Problem ::
Each record below must be returned exactly as shown.

Given data ::

*-*-*

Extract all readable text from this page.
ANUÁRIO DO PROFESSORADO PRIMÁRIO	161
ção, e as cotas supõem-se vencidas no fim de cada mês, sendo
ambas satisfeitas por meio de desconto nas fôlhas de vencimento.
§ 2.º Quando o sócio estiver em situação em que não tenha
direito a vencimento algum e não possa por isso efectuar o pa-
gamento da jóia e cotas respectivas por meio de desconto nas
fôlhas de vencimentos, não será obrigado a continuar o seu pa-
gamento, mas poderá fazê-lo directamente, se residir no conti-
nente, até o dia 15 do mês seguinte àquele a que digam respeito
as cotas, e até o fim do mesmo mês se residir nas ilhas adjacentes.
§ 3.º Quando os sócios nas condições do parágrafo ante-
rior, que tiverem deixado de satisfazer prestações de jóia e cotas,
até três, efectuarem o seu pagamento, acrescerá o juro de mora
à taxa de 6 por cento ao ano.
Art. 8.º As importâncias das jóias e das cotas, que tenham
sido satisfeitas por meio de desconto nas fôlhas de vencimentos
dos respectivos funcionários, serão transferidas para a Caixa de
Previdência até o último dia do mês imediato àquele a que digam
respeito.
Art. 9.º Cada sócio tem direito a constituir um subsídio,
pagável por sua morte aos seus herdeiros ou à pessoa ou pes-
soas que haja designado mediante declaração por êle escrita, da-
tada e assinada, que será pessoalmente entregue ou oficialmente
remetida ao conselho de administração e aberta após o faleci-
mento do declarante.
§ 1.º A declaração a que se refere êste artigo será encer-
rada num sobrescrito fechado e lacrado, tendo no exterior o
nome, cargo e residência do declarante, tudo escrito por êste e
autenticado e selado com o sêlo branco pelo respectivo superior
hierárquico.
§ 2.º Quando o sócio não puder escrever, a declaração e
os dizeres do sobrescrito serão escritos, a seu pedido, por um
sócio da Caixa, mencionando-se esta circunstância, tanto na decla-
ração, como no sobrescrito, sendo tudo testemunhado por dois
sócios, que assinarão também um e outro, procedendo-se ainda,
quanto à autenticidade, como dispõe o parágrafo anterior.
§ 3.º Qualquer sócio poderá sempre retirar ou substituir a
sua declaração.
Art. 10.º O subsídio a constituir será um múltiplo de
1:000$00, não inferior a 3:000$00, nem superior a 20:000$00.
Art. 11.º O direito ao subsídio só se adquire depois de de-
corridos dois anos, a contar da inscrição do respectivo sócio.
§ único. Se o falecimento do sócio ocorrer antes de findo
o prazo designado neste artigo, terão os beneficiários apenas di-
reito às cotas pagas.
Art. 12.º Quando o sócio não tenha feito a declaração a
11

*-*-*

Complete answer ::
Extract all readable text from this page.
ANUÁRIO DO PROFESSORADO PRIMÁRIO	161
ção, e as cotas supõem-se vencidas no fim de cada mês, sendo
ambas satisfeitas por meio de desconto nas fôlhas de vencimento.
§ 2.º Quando o sócio estiver em situação em que não tenha
direito a vencimento algum e não possa por isso efectuar o pa-
gamento da jóia e cotas respectivas por meio de desconto nas
fôlhas de vencimentos, não será obrigado a continuar o seu pa-
gamento, mas poderá fazê-lo directamente, se residir no conti-
nente, até o dia 15 do mês seguinte àquele a que digam respeito
as cotas, e até o fim do mesmo mês se residir nas ilhas adjacentes.
§ 3.º Quando os sócios nas condições do parágrafo ante-
rior, que tiverem deixado de satisfazer prestações de jóia e cotas,
até três, efectuarem o seu pagamento, acrescerá o juro de mora
à taxa de 6 por cento ao ano.
Art. 8.º As importâncias das jóias e das cotas, que tenham
sido satisfeitas por meio de desconto nas fôlhas de vencimentos
dos respectivos funcionários, serão transferidas para a Caixa de
Previdência até o último dia do mês imediato àquele a que digam
respeito.
Art. 9.º Cada sócio tem direito a constituir um subsídio,
pagável por sua morte aos seus herdeiros ou à pessoa ou pes-
soas que haja designado mediante declaração por êle escrita, da-
tada e assinada, que será pessoalmente entregue ou oficialmente
remetida ao conselho de administração e aberta após o faleci-
mento do declarante.
§ 1.º A declaração a que se refere êste artigo será encer-
rada num sobrescrito fechado e lacrado, tendo no exterior o
nome, cargo e residência do declarante, tudo escrito por êste e
autenticado e selado com o sêlo branco pelo respectivo superior
hierárquico.
§ 2.º Quando o sócio não puder escrever, a declaração e
os dizeres do sobrescrito serão escritos, a seu pedido, por um
sócio da Caixa, mencionando-se esta circunstância, tanto na decla-
ração, como no sobrescrito, sendo tudo testemunhado por dois
sócios, que assinarão também um e outro, procedendo-se ainda,
quanto à autenticidade, como dispõe o parágrafo anterior.
§ 3.º Qualquer sócio poderá sempre retirar ou substituir a
sua declaração.
Art. 10.º O subsídio a constituir será um múltiplo de
1:000$00, não inferior a 3:000$00, nem superior a 20:000$00.
Art. 11.º O direito ao subsídio só se adquire depois de de-
corridos dois anos, a contar da inscrição do respectivo sócio.
§ único. Se o falecimento do sócio ocorrer antes de findo
o prazo designado neste artigo, terão os beneficiários apenas di-
reito às cotas pagas.
Art. 12.º Quando o sócio não tenha feito a declaração a
11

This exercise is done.